→ Task description: Set the listing down unchanged, minus every embedded image.

>> BEGIN Supplied data

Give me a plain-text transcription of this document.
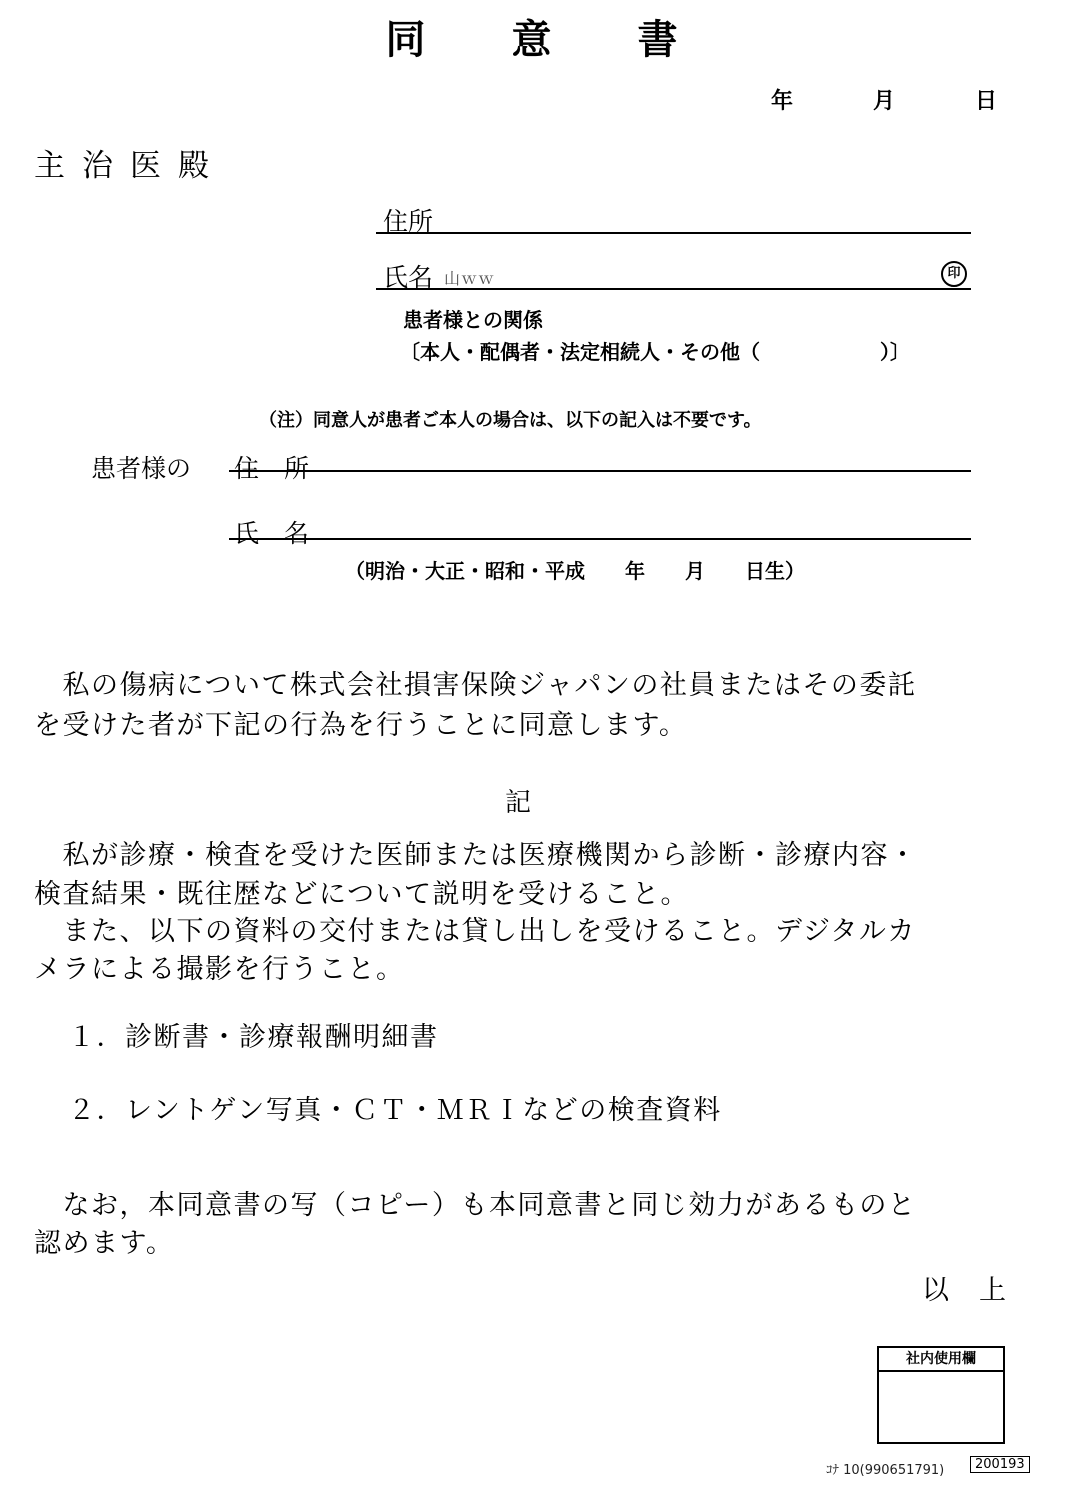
同 意 書
年	月	日
主治医殿
住所
氏名 山ｗｗ	印
患者様との関係
〔本人・配偶者・法定相続人・その他（　　　　　　）〕
（注）同意人が患者ご本人の場合は、以下の記入は不要です。
患者様の 住　所
氏　名
（明治・大正・昭和・平成　　年　　月　　日生）
　私の傷病について株式会社損害保険ジャパンの社員またはその委託
を受けた者が下記の行為を行うことに同意します。
記
　私が診療・検査を受けた医師または医療機関から診断・診療内容・
検査結果・既往歴などについて説明を受けること。
　また、以下の資料の交付または貸し出しを受けること。デジタルカ
メラによる撮影を行うこと。
１．診断書・診療報酬明細書
２．レントゲン写真・ＣＴ・ＭＲＩなどの検査資料
　なお，本同意書の写（コピー）も本同意書と同じ効力があるものと
認めます。
以　上
社内使用欄
ｺﾅ 10(990651791)	200193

>> END Supplied data

→ The result:
Give me a plain-text transcription of this document.
同 意 書
年	月	日
主治医殿
住所
氏名 山ｗｗ	印
患者様との関係
〔本人・配偶者・法定相続人・その他（　　　　　　）〕
（注）同意人が患者ご本人の場合は、以下の記入は不要です。
患者様の 住　所
氏　名
（明治・大正・昭和・平成　　年　　月　　日生）
　私の傷病について株式会社損害保険ジャパンの社員またはその委託
を受けた者が下記の行為を行うことに同意します。
記
　私が診療・検査を受けた医師または医療機関から診断・診療内容・
検査結果・既往歴などについて説明を受けること。
　また、以下の資料の交付または貸し出しを受けること。デジタルカ
メラによる撮影を行うこと。
１．診断書・診療報酬明細書
２．レントゲン写真・ＣＴ・ＭＲＩなどの検査資料
　なお，本同意書の写（コピー）も本同意書と同じ効力があるものと
認めます。
以　上
社内使用欄
ｺﾅ 10(990651791)	200193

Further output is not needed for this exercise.